• **STATED EXERCISE**: Search the data for the word "their". Reproduce every line where it is found.

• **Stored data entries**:
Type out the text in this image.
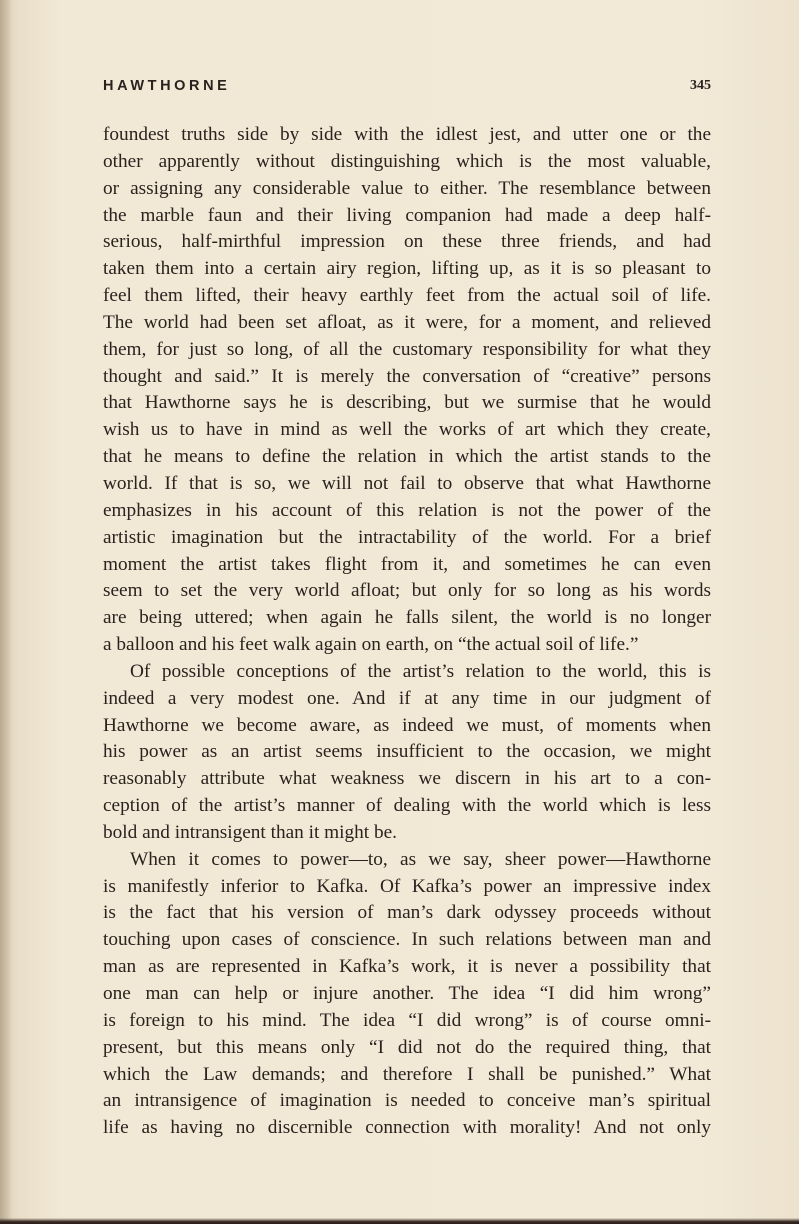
HAWTHORNE	345
foundest truths side by side with the idlest jest, and utter one or the
other apparently without distinguishing which is the most valuable,
or assigning any considerable value to either. The resemblance between
the marble faun and their living companion had made a deep half-
serious, half-mirthful impression on these three friends, and had
taken them into a certain airy region, lifting up, as it is so pleasant to
feel them lifted, their heavy earthly feet from the actual soil of life.
The world had been set afloat, as it were, for a moment, and relieved
them, for just so long, of all the customary responsibility for what they
thought and said.” It is merely the conversation of “creative” persons
that Hawthorne says he is describing, but we surmise that he would
wish us to have in mind as well the works of art which they create,
that he means to define the relation in which the artist stands to the
world. If that is so, we will not fail to observe that what Hawthorne
emphasizes in his account of this relation is not the power of the
artistic imagination but the intractability of the world. For a brief
moment the artist takes flight from it, and sometimes he can even
seem to set the very world afloat; but only for so long as his words
are being uttered; when again he falls silent, the world is no longer
a balloon and his feet walk again on earth, on “the actual soil of life.”
Of possible conceptions of the artist’s relation to the world, this is
indeed a very modest one. And if at any time in our judgment of
Hawthorne we become aware, as indeed we must, of moments when
his power as an artist seems insufficient to the occasion, we might
reasonably attribute what weakness we discern in his art to a con-
ception of the artist’s manner of dealing with the world which is less
bold and intransigent than it might be.
When it comes to power—to, as we say, sheer power—Hawthorne
is manifestly inferior to Kafka. Of Kafka’s power an impressive index
is the fact that his version of man’s dark odyssey proceeds without
touching upon cases of conscience. In such relations between man and
man as are represented in Kafka’s work, it is never a possibility that
one man can help or injure another. The idea “I did him wrong”
is foreign to his mind. The idea “I did wrong” is of course omni-
present, but this means only “I did not do the required thing, that
which the Law demands; and therefore I shall be punished.” What
an intransigence of imagination is needed to conceive man’s spiritual
life as having no discernible connection with morality! And not only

• **ANSWER IN FULL**:
the marble faun and their living companion had made a deep half-
feel them lifted, their heavy earthly feet from the actual soil of life.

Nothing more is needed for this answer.